• DATASET EXTRACT
--- start ---
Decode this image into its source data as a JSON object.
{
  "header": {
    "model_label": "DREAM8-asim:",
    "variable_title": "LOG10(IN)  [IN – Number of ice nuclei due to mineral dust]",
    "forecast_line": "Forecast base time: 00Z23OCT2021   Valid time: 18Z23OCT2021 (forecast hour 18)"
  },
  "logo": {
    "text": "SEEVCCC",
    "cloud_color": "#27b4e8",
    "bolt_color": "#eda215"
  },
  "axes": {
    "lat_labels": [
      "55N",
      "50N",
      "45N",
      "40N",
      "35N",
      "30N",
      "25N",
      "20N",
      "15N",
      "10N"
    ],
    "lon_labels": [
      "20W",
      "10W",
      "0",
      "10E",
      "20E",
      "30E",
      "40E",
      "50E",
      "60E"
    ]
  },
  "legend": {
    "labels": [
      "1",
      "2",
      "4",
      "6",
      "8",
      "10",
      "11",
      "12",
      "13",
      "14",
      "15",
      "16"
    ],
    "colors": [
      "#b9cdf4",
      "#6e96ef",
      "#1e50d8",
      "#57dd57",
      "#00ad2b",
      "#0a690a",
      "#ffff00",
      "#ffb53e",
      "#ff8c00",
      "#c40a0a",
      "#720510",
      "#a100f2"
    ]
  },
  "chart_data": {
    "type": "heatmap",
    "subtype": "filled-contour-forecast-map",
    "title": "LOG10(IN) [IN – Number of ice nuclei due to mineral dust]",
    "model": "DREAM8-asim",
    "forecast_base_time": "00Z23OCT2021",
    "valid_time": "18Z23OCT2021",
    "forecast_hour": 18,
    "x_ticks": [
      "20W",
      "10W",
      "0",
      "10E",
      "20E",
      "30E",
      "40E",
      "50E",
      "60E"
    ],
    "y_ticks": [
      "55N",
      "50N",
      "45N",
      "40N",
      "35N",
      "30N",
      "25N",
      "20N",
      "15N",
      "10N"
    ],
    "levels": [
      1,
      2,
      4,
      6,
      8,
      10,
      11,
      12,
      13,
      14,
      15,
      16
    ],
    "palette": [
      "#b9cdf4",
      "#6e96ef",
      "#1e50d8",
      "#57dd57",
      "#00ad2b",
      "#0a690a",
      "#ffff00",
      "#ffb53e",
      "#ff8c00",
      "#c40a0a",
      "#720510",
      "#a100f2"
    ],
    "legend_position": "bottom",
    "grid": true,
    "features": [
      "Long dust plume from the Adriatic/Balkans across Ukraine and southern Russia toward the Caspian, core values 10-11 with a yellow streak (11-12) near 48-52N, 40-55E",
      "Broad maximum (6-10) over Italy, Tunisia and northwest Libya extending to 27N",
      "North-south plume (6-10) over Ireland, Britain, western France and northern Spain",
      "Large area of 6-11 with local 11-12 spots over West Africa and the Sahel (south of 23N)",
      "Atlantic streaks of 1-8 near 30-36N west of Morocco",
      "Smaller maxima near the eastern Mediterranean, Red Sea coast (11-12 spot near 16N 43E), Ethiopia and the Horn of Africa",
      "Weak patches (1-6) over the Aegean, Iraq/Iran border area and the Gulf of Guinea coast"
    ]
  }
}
--- end ---
--- start ---
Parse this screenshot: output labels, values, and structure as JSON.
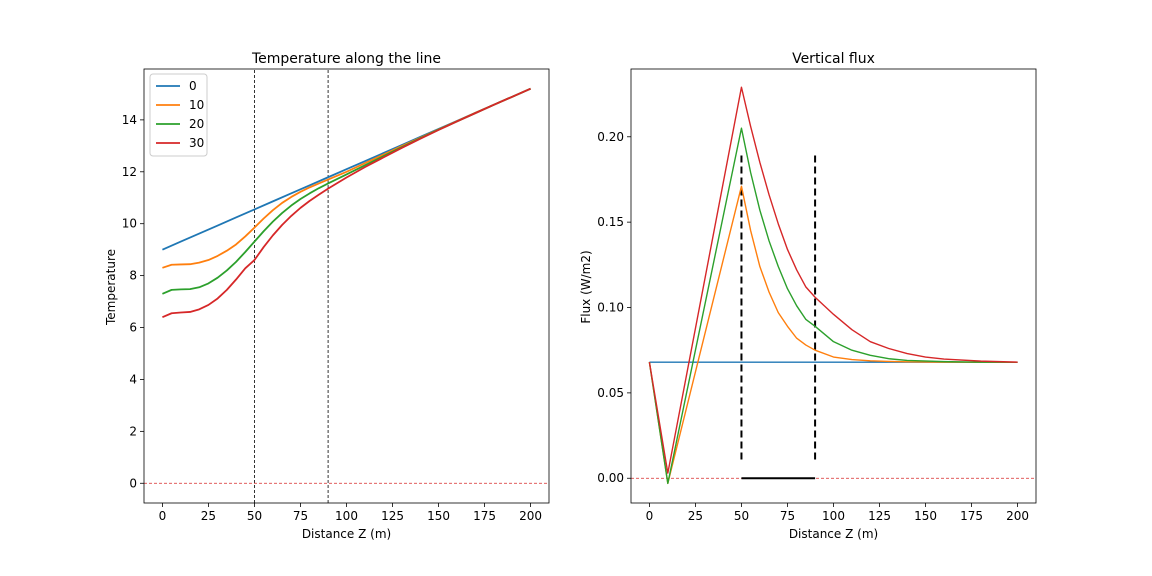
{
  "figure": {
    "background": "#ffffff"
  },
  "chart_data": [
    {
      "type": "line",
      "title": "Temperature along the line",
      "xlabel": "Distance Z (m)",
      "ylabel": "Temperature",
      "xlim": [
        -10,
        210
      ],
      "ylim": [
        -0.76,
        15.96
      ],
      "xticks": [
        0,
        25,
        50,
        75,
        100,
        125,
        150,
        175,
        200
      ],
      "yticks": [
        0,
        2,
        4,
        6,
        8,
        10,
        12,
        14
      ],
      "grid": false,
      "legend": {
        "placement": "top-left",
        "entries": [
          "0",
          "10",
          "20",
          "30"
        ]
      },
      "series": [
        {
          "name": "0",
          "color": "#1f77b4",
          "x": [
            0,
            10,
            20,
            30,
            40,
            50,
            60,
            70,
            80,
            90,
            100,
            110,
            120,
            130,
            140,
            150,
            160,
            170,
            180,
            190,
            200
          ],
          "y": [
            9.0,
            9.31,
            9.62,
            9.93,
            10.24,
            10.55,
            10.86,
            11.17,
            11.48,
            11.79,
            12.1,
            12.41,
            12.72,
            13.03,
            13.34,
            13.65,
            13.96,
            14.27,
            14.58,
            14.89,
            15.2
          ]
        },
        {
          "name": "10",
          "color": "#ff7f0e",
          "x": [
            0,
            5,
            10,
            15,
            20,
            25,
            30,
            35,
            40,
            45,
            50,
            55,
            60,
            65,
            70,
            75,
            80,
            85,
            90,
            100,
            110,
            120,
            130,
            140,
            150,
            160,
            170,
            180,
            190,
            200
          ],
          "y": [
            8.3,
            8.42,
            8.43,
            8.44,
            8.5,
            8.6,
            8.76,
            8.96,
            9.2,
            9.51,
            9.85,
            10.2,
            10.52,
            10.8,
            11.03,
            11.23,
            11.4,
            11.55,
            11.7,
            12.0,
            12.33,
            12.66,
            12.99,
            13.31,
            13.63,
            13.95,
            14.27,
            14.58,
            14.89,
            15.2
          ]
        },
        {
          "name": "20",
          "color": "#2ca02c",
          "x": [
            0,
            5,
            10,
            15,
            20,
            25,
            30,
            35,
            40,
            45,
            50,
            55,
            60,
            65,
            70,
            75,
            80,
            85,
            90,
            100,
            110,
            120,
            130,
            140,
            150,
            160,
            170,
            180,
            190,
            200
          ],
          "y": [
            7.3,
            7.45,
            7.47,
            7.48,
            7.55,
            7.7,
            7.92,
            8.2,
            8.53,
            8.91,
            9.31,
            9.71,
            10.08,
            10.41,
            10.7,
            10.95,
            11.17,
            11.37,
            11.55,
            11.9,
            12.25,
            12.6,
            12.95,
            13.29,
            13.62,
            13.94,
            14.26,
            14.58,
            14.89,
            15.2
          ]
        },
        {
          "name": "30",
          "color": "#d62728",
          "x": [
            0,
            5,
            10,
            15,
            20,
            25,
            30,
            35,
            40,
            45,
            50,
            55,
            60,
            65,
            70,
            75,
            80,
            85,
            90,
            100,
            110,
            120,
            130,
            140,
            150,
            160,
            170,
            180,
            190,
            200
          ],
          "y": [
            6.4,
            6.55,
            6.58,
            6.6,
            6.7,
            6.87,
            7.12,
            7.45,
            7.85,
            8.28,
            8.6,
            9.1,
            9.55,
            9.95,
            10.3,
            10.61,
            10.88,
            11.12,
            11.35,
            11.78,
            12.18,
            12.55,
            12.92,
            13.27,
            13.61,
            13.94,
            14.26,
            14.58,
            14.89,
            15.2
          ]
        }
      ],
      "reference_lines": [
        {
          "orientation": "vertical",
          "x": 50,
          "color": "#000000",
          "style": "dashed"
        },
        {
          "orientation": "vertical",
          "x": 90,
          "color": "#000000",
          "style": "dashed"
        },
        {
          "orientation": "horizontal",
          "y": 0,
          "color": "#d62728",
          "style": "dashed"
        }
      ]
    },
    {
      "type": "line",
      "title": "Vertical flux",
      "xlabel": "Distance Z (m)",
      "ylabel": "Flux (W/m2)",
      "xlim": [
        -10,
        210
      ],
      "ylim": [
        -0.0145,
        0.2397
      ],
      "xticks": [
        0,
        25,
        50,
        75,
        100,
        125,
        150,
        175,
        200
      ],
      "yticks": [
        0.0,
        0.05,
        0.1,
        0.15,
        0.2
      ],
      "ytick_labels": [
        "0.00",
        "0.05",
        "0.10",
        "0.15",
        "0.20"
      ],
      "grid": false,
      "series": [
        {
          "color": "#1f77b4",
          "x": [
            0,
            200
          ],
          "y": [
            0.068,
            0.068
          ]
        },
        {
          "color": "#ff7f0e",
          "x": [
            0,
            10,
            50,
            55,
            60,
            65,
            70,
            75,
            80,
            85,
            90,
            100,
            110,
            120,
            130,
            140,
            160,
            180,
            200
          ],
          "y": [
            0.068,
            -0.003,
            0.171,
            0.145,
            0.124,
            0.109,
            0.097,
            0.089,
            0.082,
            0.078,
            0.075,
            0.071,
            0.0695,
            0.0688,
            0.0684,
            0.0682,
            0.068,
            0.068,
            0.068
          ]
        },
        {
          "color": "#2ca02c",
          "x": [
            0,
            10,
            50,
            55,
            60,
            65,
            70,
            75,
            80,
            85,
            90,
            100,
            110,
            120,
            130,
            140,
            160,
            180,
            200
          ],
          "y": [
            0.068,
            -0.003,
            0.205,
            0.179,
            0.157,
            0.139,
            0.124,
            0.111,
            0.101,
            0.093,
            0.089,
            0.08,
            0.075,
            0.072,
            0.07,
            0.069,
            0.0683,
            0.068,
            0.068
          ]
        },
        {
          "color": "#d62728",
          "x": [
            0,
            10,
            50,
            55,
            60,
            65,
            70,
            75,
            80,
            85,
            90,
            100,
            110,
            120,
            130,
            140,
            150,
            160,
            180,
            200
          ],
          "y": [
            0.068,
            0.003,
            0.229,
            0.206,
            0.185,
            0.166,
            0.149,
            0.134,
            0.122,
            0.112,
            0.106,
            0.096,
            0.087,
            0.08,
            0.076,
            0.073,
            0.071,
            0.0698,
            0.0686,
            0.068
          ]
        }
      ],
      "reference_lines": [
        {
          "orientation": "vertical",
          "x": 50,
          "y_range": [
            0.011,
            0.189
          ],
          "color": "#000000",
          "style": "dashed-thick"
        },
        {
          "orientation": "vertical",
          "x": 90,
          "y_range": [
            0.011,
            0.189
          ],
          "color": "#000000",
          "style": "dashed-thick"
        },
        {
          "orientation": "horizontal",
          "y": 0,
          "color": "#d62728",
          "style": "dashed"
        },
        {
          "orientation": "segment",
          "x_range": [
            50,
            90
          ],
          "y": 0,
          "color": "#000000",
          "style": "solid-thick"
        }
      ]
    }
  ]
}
--- end ---
• AIM OF THE EXERCISE
Give the number of lines above that hold the word "this", and nothing more.

• FINAL ANSWER
2